■ **TASK STATEMENT**
Quote the whole listing word for word, please.

---------------

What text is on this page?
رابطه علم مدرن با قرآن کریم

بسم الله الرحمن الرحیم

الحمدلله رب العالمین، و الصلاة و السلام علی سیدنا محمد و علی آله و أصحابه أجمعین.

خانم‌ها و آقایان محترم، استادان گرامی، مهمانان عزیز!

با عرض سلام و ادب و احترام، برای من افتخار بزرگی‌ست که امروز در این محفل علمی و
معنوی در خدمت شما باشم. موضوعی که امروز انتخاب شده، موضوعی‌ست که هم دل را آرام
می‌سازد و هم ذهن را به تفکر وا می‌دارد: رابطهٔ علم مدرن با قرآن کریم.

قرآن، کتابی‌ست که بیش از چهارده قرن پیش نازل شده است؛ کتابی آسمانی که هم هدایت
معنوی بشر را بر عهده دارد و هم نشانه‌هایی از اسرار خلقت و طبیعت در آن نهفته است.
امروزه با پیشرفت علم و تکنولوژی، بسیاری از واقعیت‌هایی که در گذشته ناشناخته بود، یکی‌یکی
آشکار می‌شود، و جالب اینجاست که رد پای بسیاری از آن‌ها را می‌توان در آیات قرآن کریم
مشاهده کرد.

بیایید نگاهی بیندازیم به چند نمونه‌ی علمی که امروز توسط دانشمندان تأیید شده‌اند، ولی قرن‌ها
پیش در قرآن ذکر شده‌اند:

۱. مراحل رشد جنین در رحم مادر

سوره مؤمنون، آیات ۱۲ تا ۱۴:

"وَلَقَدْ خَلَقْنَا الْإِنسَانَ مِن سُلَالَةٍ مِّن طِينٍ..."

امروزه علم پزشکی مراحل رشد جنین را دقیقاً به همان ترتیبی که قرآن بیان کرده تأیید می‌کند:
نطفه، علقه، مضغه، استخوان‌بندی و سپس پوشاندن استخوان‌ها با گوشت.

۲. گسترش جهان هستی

---------------

■ **RESPONSE TO THIS TASK**
What text is on this page?
رابطه علم مدرن با قرآن کریم

بسم الله الرحمن الرحیم

الحمدلله رب العالمین، و الصلاة و السلام علی سیدنا محمد و علی آله و أصحابه أجمعین.

خانم‌ها و آقایان محترم، استادان گرامی، مهمانان عزیز!

با عرض سلام و ادب و احترام، برای من افتخار بزرگی‌ست که امروز در این محفل علمی و
معنوی در خدمت شما باشم. موضوعی که امروز انتخاب شده، موضوعی‌ست که هم دل را آرام
می‌سازد و هم ذهن را به تفکر وا می‌دارد: رابطهٔ علم مدرن با قرآن کریم.

قرآن، کتابی‌ست که بیش از چهارده قرن پیش نازل شده است؛ کتابی آسمانی که هم هدایت
معنوی بشر را بر عهده دارد و هم نشانه‌هایی از اسرار خلقت و طبیعت در آن نهفته است.
امروزه با پیشرفت علم و تکنولوژی، بسیاری از واقعیت‌هایی که در گذشته ناشناخته بود، یکی‌یکی
آشکار می‌شود، و جالب اینجاست که رد پای بسیاری از آن‌ها را می‌توان در آیات قرآن کریم
مشاهده کرد.

بیایید نگاهی بیندازیم به چند نمونه‌ی علمی که امروز توسط دانشمندان تأیید شده‌اند، ولی قرن‌ها
پیش در قرآن ذکر شده‌اند:

۱. مراحل رشد جنین در رحم مادر

سوره مؤمنون، آیات ۱۲ تا ۱۴:

"وَلَقَدْ خَلَقْنَا الْإِنسَانَ مِن سُلَالَةٍ مِّن طِينٍ..."

امروزه علم پزشکی مراحل رشد جنین را دقیقاً به همان ترتیبی که قرآن بیان کرده تأیید می‌کند:
نطفه، علقه، مضغه، استخوان‌بندی و سپس پوشاندن استخوان‌ها با گوشت.

۲. گسترش جهان هستی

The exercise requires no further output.